Records supplied
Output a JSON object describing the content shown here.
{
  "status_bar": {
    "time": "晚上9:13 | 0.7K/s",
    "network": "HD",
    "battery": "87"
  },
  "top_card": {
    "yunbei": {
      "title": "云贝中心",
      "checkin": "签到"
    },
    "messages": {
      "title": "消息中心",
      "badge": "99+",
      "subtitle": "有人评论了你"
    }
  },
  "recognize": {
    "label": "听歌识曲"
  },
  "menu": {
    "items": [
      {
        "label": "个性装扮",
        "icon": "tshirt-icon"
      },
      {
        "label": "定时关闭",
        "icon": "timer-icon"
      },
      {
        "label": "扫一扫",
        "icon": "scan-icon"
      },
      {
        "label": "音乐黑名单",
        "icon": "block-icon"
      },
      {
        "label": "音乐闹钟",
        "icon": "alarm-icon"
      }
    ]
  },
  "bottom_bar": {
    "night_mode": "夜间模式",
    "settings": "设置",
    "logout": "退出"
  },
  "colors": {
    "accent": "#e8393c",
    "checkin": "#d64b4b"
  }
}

Work instructions
Among the entries above, identify all lines with "icon" and copy them.

The result
        "icon": "tshirt-icon"
        "icon": "timer-icon"
        "icon": "scan-icon"
        "icon": "block-icon"
        "icon": "alarm-icon"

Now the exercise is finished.